Required work: Locate the string "xlabel" in the records below. Copy every line where it occurs.

-*-

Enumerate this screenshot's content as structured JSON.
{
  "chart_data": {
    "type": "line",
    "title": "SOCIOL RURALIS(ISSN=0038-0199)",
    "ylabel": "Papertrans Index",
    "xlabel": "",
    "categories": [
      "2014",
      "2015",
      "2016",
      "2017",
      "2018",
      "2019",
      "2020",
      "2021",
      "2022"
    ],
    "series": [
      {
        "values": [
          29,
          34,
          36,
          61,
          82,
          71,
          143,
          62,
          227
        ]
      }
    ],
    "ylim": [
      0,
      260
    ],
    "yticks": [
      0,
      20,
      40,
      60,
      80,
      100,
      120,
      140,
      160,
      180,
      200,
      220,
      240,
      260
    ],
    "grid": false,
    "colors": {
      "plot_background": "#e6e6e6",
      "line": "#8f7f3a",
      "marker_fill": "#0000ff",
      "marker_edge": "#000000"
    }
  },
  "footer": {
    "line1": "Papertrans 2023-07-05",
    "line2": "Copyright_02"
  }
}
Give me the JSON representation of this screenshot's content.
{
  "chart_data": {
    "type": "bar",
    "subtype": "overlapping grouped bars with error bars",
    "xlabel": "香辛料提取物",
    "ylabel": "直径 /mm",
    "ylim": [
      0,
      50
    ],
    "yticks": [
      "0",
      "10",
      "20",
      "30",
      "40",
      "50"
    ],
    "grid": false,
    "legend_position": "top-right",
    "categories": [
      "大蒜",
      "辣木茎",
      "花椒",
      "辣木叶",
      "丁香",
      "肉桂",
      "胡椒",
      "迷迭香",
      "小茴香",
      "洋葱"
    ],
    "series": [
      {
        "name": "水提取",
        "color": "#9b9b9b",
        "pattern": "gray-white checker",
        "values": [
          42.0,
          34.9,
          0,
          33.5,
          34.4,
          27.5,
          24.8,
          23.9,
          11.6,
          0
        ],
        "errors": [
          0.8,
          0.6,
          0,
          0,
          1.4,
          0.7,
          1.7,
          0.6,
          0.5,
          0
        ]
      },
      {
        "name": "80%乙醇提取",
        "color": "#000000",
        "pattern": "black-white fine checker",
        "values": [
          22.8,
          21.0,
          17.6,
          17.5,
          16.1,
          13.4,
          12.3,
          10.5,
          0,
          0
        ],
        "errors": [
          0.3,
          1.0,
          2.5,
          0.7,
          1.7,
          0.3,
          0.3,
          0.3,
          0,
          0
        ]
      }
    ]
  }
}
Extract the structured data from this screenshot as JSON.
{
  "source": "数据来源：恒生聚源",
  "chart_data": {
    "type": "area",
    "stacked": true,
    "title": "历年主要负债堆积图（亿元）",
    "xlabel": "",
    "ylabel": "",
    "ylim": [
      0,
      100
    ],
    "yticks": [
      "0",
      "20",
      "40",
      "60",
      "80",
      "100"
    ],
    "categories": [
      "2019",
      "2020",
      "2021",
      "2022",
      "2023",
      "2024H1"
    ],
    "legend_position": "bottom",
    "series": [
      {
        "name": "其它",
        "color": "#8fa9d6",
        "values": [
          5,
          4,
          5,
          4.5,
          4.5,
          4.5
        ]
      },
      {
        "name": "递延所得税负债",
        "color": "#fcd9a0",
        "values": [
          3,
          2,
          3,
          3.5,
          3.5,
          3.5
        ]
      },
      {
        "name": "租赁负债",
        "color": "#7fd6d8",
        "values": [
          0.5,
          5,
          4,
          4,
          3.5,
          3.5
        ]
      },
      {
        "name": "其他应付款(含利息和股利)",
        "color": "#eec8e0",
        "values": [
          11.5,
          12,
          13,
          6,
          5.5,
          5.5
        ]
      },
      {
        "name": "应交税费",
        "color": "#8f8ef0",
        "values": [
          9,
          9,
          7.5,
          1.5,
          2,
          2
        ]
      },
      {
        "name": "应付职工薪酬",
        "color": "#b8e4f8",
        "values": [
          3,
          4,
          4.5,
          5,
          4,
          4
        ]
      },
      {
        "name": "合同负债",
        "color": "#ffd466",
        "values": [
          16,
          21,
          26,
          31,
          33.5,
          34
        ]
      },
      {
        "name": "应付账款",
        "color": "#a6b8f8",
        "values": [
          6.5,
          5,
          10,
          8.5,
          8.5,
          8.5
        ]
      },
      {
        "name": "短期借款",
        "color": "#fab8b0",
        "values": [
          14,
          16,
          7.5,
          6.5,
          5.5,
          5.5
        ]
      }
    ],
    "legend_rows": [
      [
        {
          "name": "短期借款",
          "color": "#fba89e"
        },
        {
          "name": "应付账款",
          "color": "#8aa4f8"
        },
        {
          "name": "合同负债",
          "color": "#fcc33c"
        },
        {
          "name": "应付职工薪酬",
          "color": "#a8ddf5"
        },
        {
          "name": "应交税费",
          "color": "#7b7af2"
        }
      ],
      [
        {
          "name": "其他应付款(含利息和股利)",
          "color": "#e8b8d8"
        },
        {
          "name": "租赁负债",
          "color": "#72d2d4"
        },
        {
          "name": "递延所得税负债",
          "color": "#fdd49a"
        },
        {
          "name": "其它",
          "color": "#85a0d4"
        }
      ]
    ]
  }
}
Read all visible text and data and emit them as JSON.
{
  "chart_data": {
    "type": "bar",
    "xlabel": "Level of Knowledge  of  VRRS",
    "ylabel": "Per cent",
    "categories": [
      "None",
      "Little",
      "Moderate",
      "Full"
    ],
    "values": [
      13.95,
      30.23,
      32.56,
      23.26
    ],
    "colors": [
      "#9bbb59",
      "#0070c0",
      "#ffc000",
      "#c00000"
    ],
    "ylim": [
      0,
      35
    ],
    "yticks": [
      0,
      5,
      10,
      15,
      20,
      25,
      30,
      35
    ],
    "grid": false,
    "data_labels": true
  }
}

-*-

Solved exercise:
    "xlabel": "",
    "xlabel": "香辛料提取物",
    "xlabel": "",
    "xlabel": "Level of Knowledge  of  VRRS",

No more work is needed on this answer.